* **Task to complete**
Of the lines in the records that follow, how many include the word "benda"? Answer with a bare number.

* **Records provided**
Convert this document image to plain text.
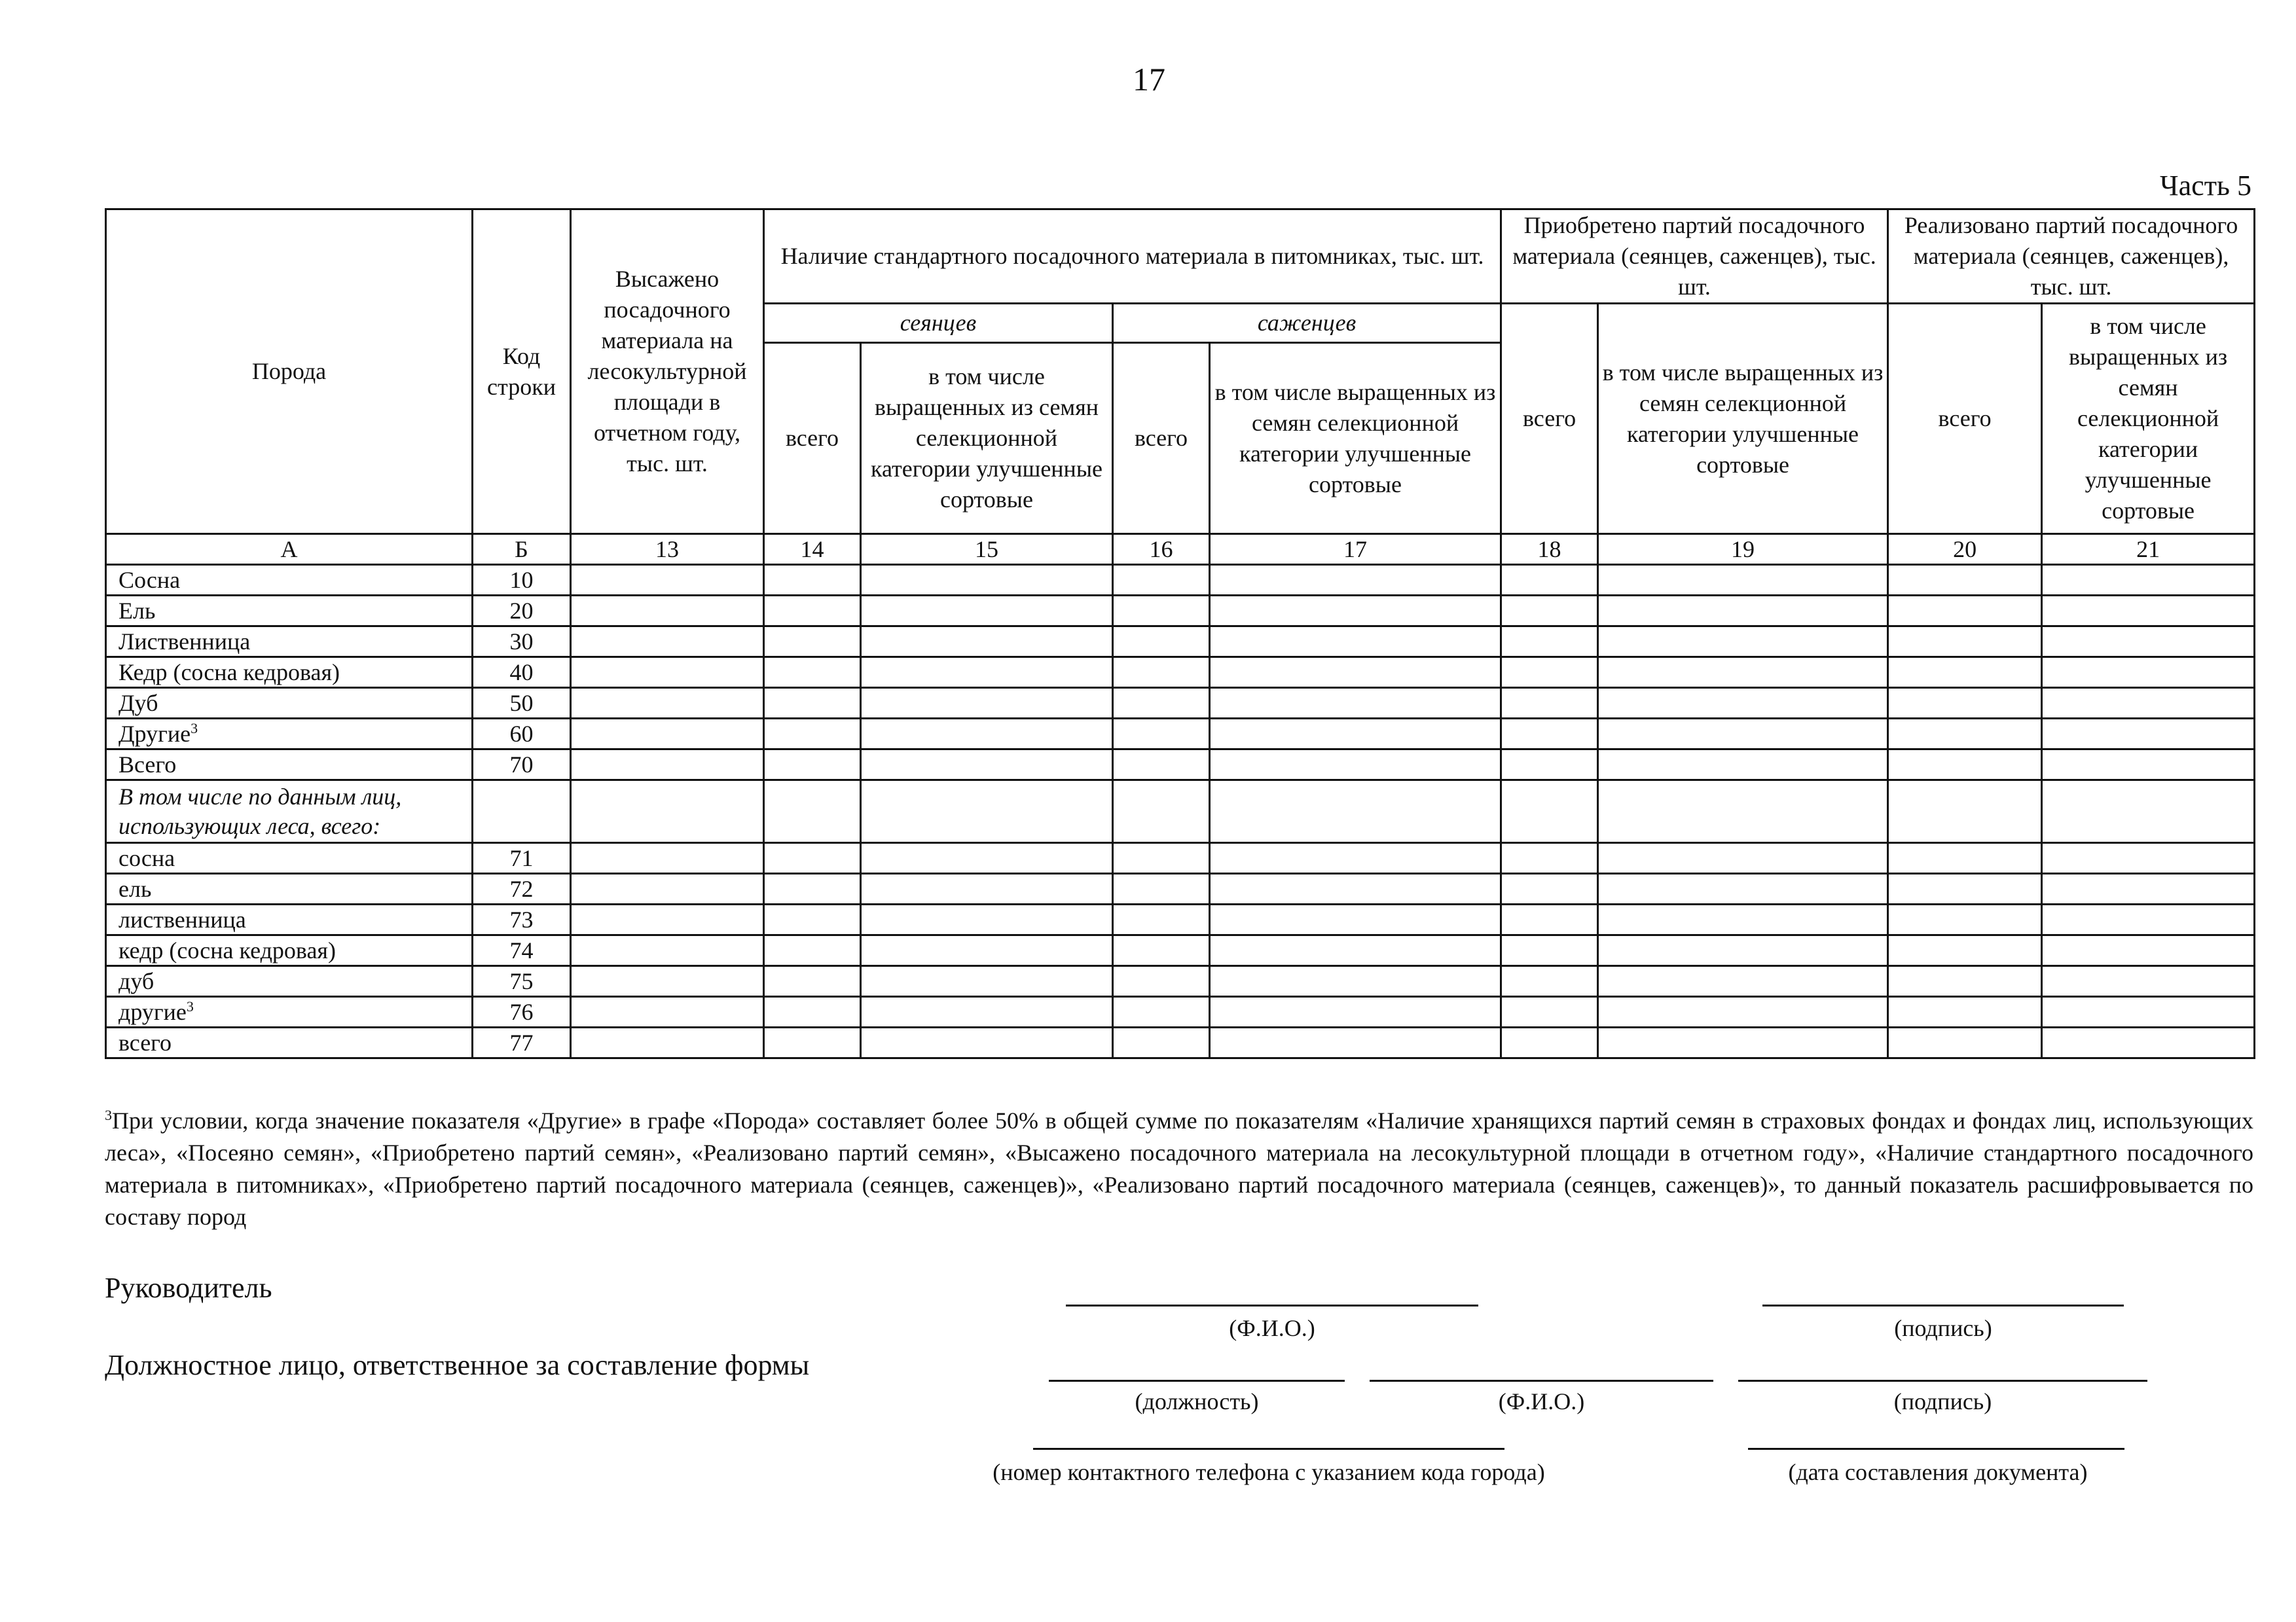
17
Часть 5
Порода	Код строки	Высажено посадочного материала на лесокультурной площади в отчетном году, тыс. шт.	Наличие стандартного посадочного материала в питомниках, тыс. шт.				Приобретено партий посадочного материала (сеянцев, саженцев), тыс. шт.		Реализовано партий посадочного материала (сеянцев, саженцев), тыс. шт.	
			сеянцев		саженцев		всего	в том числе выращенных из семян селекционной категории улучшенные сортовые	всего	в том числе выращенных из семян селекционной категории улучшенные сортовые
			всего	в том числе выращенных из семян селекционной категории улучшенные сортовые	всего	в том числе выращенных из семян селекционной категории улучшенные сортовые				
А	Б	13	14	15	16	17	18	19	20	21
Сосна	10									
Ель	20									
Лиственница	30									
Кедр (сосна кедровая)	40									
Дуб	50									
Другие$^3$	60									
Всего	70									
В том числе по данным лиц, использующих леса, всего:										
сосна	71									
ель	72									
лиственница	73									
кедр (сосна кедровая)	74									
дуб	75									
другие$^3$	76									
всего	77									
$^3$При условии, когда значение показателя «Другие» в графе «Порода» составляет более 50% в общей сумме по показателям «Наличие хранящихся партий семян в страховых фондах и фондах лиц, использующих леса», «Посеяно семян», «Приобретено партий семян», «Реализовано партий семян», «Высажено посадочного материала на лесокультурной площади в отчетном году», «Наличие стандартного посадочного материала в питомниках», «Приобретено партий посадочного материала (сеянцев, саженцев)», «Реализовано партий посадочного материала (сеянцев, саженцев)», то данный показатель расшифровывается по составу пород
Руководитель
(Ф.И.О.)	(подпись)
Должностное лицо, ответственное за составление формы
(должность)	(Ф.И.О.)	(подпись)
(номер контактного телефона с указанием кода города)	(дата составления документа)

...

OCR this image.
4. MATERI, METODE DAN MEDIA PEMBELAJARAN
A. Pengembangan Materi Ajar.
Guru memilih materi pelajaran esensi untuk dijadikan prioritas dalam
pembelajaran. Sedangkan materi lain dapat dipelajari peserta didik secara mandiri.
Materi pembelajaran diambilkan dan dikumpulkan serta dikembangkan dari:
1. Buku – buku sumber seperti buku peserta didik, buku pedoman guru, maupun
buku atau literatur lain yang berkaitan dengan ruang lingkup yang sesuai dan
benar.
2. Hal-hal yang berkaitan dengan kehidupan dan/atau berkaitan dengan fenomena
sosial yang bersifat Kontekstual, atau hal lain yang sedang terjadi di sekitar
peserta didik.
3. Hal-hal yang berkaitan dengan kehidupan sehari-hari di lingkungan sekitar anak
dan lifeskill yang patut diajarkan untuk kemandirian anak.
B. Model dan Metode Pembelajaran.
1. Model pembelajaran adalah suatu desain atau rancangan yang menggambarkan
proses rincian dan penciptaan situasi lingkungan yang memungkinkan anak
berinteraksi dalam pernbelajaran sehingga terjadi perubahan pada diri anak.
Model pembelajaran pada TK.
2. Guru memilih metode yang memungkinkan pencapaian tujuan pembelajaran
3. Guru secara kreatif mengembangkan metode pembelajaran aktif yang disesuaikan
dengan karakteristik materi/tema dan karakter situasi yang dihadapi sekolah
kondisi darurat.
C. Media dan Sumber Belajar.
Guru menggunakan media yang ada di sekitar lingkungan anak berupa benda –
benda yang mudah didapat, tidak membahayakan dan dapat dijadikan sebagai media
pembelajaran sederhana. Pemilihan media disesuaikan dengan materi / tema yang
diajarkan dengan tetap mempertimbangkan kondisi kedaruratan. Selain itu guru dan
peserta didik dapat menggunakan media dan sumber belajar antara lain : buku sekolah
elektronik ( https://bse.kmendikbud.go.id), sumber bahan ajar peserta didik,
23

* **Task solution**
2